• Records for the exercise:
↓
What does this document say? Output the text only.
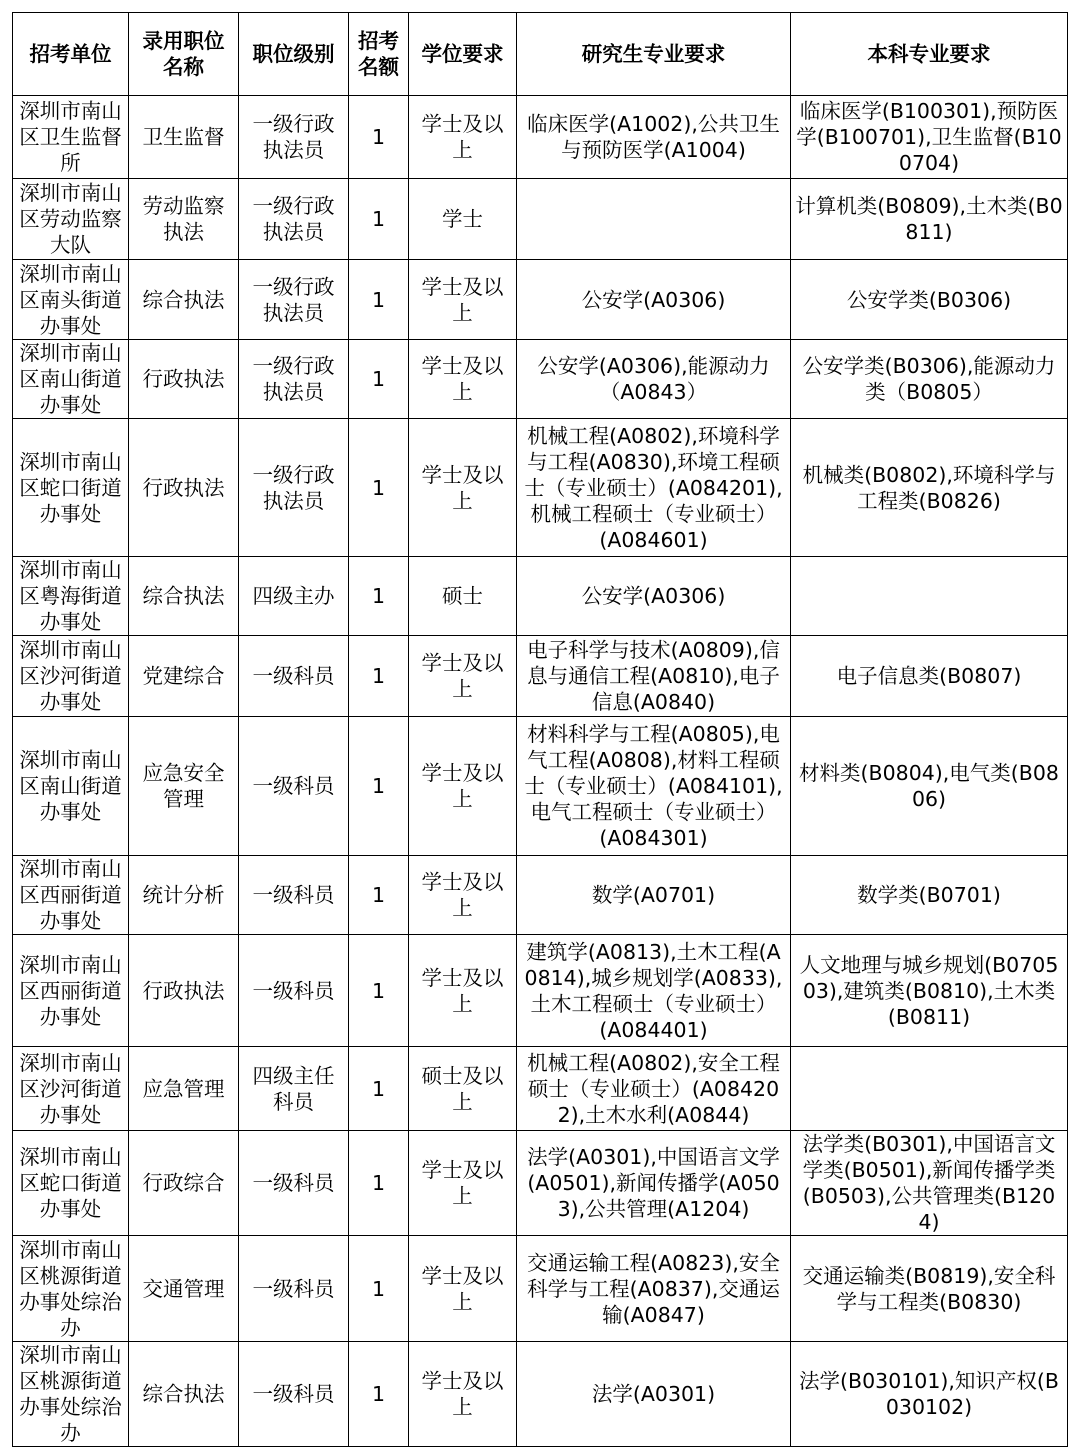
招考单位	录用职位名称	职位级别	招考名额	学位要求	研究生专业要求	本科专业要求
深圳市南山区卫生监督所	卫生监督	一级行政执法员	1	学士及以上	临床医学(A1002),公共卫生与预防医学(A1004)	临床医学(B100301),预防医学(B100701),卫生监督(B100704)
深圳市南山区劳动监察大队	劳动监察执法	一级行政执法员	1	学士		计算机类(B0809),土木类(B0811)
深圳市南山区南头街道办事处	综合执法	一级行政执法员	1	学士及以上	公安学(A0306)	公安学类(B0306)
深圳市南山区南山街道办事处	行政执法	一级行政执法员	1	学士及以上	公安学(A0306),能源动力（A0843）	公安学类(B0306),能源动力类（B0805）
深圳市南山区蛇口街道办事处	行政执法	一级行政执法员	1	学士及以上	机械工程(A0802),环境科学与工程(A0830),环境工程硕士（专业硕士）(A084201),机械工程硕士（专业硕士）(A084601)	机械类(B0802),环境科学与工程类(B0826)
深圳市南山区粤海街道办事处	综合执法	四级主办	1	硕士	公安学(A0306)	
深圳市南山区沙河街道办事处	党建综合	一级科员	1	学士及以上	电子科学与技术(A0809),信息与通信工程(A0810),电子信息(A0840)	电子信息类(B0807)
深圳市南山区南山街道办事处	应急安全管理	一级科员	1	学士及以上	材料科学与工程(A0805),电气工程(A0808),材料工程硕士（专业硕士）(A084101),电气工程硕士（专业硕士）(A084301)	材料类(B0804),电气类(B0806)
深圳市南山区西丽街道办事处	统计分析	一级科员	1	学士及以上	数学(A0701)	数学类(B0701)
深圳市南山区西丽街道办事处	行政执法	一级科员	1	学士及以上	建筑学(A0813),土木工程(A0814),城乡规划学(A0833),土木工程硕士（专业硕士）(A084401)	人文地理与城乡规划(B070503),建筑类(B0810),土木类(B0811)
深圳市南山区沙河街道办事处	应急管理	四级主任科员	1	硕士及以上	机械工程(A0802),安全工程硕士（专业硕士）(A084202),土木水利(A0844)	
深圳市南山区蛇口街道办事处	行政综合	一级科员	1	学士及以上	法学(A0301),中国语言文学(A0501),新闻传播学(A0503),公共管理(A1204)	法学类(B0301),中国语言文学类(B0501),新闻传播学类(B0503),公共管理类(B1204)
深圳市南山区桃源街道办事处综治办	交通管理	一级科员	1	学士及以上	交通运输工程(A0823),安全科学与工程(A0837),交通运输(A0847)	交通运输类(B0819),安全科学与工程类(B0830)
深圳市南山区桃源街道办事处综治办	综合执法	一级科员	1	学士及以上	法学(A0301)	法学(B030101),知识产权(B030102)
↑
• Written task:
Reproduce each record from above exactly; pictures do not belong in the copy.

• Expected answer:
What does this document say? Output the text only.
招考单位	录用职位名称	职位级别	招考名额	学位要求	研究生专业要求	本科专业要求
深圳市南山区卫生监督所	卫生监督	一级行政执法员	1	学士及以上	临床医学(A1002),公共卫生与预防医学(A1004)	临床医学(B100301),预防医学(B100701),卫生监督(B100704)
深圳市南山区劳动监察大队	劳动监察执法	一级行政执法员	1	学士		计算机类(B0809),土木类(B0811)
深圳市南山区南头街道办事处	综合执法	一级行政执法员	1	学士及以上	公安学(A0306)	公安学类(B0306)
深圳市南山区南山街道办事处	行政执法	一级行政执法员	1	学士及以上	公安学(A0306),能源动力（A0843）	公安学类(B0306),能源动力类（B0805）
深圳市南山区蛇口街道办事处	行政执法	一级行政执法员	1	学士及以上	机械工程(A0802),环境科学与工程(A0830),环境工程硕士（专业硕士）(A084201),机械工程硕士（专业硕士）(A084601)	机械类(B0802),环境科学与工程类(B0826)
深圳市南山区粤海街道办事处	综合执法	四级主办	1	硕士	公安学(A0306)	
深圳市南山区沙河街道办事处	党建综合	一级科员	1	学士及以上	电子科学与技术(A0809),信息与通信工程(A0810),电子信息(A0840)	电子信息类(B0807)
深圳市南山区南山街道办事处	应急安全管理	一级科员	1	学士及以上	材料科学与工程(A0805),电气工程(A0808),材料工程硕士（专业硕士）(A084101),电气工程硕士（专业硕士）(A084301)	材料类(B0804),电气类(B0806)
深圳市南山区西丽街道办事处	统计分析	一级科员	1	学士及以上	数学(A0701)	数学类(B0701)
深圳市南山区西丽街道办事处	行政执法	一级科员	1	学士及以上	建筑学(A0813),土木工程(A0814),城乡规划学(A0833),土木工程硕士（专业硕士）(A084401)	人文地理与城乡规划(B070503),建筑类(B0810),土木类(B0811)
深圳市南山区沙河街道办事处	应急管理	四级主任科员	1	硕士及以上	机械工程(A0802),安全工程硕士（专业硕士）(A084202),土木水利(A0844)	
深圳市南山区蛇口街道办事处	行政综合	一级科员	1	学士及以上	法学(A0301),中国语言文学(A0501),新闻传播学(A0503),公共管理(A1204)	法学类(B0301),中国语言文学类(B0501),新闻传播学类(B0503),公共管理类(B1204)
深圳市南山区桃源街道办事处综治办	交通管理	一级科员	1	学士及以上	交通运输工程(A0823),安全科学与工程(A0837),交通运输(A0847)	交通运输类(B0819),安全科学与工程类(B0830)
深圳市南山区桃源街道办事处综治办	综合执法	一级科员	1	学士及以上	法学(A0301)	法学(B030101),知识产权(B030102)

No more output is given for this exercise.